● **PROBLEM**
Copy every line of the entries below word for word, changing nothing.

++++ ENTRIES PROVIDED

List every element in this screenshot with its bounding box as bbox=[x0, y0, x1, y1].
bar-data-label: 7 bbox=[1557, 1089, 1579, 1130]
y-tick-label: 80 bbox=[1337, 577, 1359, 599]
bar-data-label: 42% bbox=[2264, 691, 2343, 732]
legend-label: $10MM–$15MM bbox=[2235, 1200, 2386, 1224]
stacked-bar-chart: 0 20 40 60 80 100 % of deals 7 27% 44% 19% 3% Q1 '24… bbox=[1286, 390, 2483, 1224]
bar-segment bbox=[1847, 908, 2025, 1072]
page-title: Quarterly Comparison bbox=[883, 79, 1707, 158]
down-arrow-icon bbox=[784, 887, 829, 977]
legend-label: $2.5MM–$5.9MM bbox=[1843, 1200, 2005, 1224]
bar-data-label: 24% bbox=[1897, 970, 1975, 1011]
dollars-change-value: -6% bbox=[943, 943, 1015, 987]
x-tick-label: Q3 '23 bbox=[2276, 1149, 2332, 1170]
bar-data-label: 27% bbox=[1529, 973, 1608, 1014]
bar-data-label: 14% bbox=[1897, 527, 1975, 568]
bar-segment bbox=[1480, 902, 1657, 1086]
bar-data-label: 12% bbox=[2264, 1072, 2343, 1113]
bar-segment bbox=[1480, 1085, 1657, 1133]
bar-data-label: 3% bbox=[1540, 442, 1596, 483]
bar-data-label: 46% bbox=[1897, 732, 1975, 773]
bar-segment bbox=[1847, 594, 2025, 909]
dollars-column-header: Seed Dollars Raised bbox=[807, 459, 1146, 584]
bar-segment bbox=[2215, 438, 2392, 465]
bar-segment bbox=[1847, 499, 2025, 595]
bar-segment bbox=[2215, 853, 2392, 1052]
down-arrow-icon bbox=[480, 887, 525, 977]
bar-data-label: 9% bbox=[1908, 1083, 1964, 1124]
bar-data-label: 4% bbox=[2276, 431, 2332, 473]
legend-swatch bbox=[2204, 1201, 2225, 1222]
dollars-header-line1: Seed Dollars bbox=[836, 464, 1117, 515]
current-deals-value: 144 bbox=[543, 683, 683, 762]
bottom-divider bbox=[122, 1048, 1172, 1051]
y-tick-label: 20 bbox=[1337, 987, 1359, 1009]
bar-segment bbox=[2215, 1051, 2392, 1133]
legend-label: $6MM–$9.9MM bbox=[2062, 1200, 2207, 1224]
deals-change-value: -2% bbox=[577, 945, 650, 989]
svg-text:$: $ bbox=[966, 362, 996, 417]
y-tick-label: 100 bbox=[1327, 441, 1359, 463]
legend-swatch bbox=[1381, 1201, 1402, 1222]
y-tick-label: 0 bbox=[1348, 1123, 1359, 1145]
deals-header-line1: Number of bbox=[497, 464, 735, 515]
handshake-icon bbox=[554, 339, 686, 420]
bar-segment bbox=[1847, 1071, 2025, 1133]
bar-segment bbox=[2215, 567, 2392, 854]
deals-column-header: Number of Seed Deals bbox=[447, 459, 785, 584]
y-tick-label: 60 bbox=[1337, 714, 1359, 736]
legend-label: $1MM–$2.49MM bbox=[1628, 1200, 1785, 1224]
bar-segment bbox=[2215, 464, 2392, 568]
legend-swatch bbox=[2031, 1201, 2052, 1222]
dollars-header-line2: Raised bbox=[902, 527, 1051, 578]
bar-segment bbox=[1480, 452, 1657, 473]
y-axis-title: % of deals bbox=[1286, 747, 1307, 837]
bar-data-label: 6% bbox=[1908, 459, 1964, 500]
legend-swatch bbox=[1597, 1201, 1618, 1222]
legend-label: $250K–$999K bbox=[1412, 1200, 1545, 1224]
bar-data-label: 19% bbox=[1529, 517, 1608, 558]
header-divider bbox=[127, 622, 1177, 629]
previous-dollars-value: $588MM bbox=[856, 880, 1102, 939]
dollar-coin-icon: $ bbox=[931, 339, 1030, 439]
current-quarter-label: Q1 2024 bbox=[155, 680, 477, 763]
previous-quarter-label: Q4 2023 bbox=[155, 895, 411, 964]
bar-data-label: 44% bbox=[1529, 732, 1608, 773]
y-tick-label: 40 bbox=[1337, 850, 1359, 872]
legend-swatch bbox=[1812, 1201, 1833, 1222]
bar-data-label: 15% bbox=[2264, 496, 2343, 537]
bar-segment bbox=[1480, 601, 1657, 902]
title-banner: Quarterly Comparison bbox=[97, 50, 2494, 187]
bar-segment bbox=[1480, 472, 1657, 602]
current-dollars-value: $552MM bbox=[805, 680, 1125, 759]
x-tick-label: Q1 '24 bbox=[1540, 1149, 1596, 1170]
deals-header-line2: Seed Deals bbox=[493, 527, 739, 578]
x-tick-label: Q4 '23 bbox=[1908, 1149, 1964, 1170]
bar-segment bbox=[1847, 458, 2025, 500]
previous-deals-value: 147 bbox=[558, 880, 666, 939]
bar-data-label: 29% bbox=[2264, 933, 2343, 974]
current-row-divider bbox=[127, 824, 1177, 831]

++++++++

● **FULL SOLUTION**
List every element in this screenshot with its bounding box as bbox=[x0, y0, x1, y1].
bar-data-label: 7 bbox=[1557, 1089, 1579, 1130]
y-tick-label: 80 bbox=[1337, 577, 1359, 599]
bar-data-label: 42% bbox=[2264, 691, 2343, 732]
legend-label: $10MM–$15MM bbox=[2235, 1200, 2386, 1224]
stacked-bar-chart: 0 20 40 60 80 100 % of deals 7 27% 44% 19% 3% Q1 '24… bbox=[1286, 390, 2483, 1224]
bar-segment bbox=[1847, 908, 2025, 1072]
page-title: Quarterly Comparison bbox=[883, 79, 1707, 158]
down-arrow-icon bbox=[784, 887, 829, 977]
legend-label: $2.5MM–$5.9MM bbox=[1843, 1200, 2005, 1224]
bar-data-label: 24% bbox=[1897, 970, 1975, 1011]
dollars-change-value: -6% bbox=[943, 943, 1015, 987]
x-tick-label: Q3 '23 bbox=[2276, 1149, 2332, 1170]
bar-data-label: 27% bbox=[1529, 973, 1608, 1014]
bar-data-label: 14% bbox=[1897, 527, 1975, 568]
bar-segment bbox=[1480, 902, 1657, 1086]
bar-data-label: 12% bbox=[2264, 1072, 2343, 1113]
bar-segment bbox=[1480, 1085, 1657, 1133]
bar-data-label: 3% bbox=[1540, 442, 1596, 483]
bar-data-label: 46% bbox=[1897, 732, 1975, 773]
bar-segment bbox=[1847, 594, 2025, 909]
dollars-column-header: Seed Dollars Raised bbox=[807, 459, 1146, 584]
bar-segment bbox=[2215, 438, 2392, 465]
bar-segment bbox=[1847, 499, 2025, 595]
bar-segment bbox=[2215, 853, 2392, 1052]
down-arrow-icon bbox=[480, 887, 525, 977]
bar-data-label: 9% bbox=[1908, 1083, 1964, 1124]
bar-data-label: 4% bbox=[2276, 431, 2332, 473]
legend-swatch bbox=[2204, 1201, 2225, 1222]
dollars-header-line1: Seed Dollars bbox=[836, 464, 1117, 515]
current-deals-value: 144 bbox=[543, 683, 683, 762]
bottom-divider bbox=[122, 1048, 1172, 1051]
y-tick-label: 20 bbox=[1337, 987, 1359, 1009]
bar-segment bbox=[2215, 1051, 2392, 1133]
legend-label: $6MM–$9.9MM bbox=[2062, 1200, 2207, 1224]
deals-change-value: -2% bbox=[577, 945, 650, 989]
svg-text:$: $ bbox=[966, 362, 996, 417]
y-tick-label: 100 bbox=[1327, 441, 1359, 463]
legend-swatch bbox=[1381, 1201, 1402, 1222]
y-tick-label: 0 bbox=[1348, 1123, 1359, 1145]
deals-header-line1: Number of bbox=[497, 464, 735, 515]
handshake-icon bbox=[554, 339, 686, 420]
bar-segment bbox=[1847, 1071, 2025, 1133]
bar-segment bbox=[2215, 567, 2392, 854]
deals-column-header: Number of Seed Deals bbox=[447, 459, 785, 584]
y-tick-label: 60 bbox=[1337, 714, 1359, 736]
legend-label: $1MM–$2.49MM bbox=[1628, 1200, 1785, 1224]
bar-segment bbox=[2215, 464, 2392, 568]
legend-swatch bbox=[2031, 1201, 2052, 1222]
dollars-header-line2: Raised bbox=[902, 527, 1051, 578]
bar-segment bbox=[1480, 452, 1657, 473]
y-axis-title: % of deals bbox=[1286, 747, 1307, 837]
bar-data-label: 6% bbox=[1908, 459, 1964, 500]
legend-swatch bbox=[1597, 1201, 1618, 1222]
legend-label: $250K–$999K bbox=[1412, 1200, 1545, 1224]
bar-data-label: 19% bbox=[1529, 517, 1608, 558]
header-divider bbox=[127, 622, 1177, 629]
previous-dollars-value: $588MM bbox=[856, 880, 1102, 939]
dollar-coin-icon: $ bbox=[931, 339, 1030, 439]
current-quarter-label: Q1 2024 bbox=[155, 680, 477, 763]
previous-quarter-label: Q4 2023 bbox=[155, 895, 411, 964]
bar-data-label: 44% bbox=[1529, 732, 1608, 773]
y-tick-label: 40 bbox=[1337, 850, 1359, 872]
legend-swatch bbox=[1812, 1201, 1833, 1222]
bar-data-label: 15% bbox=[2264, 496, 2343, 537]
bar-segment bbox=[1480, 601, 1657, 902]
title-banner: Quarterly Comparison bbox=[97, 50, 2494, 187]
bar-segment bbox=[1480, 472, 1657, 602]
current-dollars-value: $552MM bbox=[805, 680, 1125, 759]
x-tick-label: Q1 '24 bbox=[1540, 1149, 1596, 1170]
deals-header-line2: Seed Deals bbox=[493, 527, 739, 578]
x-tick-label: Q4 '23 bbox=[1908, 1149, 1964, 1170]
bar-segment bbox=[1847, 458, 2025, 500]
previous-deals-value: 147 bbox=[558, 880, 666, 939]
bar-data-label: 29% bbox=[2264, 933, 2343, 974]
current-row-divider bbox=[127, 824, 1177, 831]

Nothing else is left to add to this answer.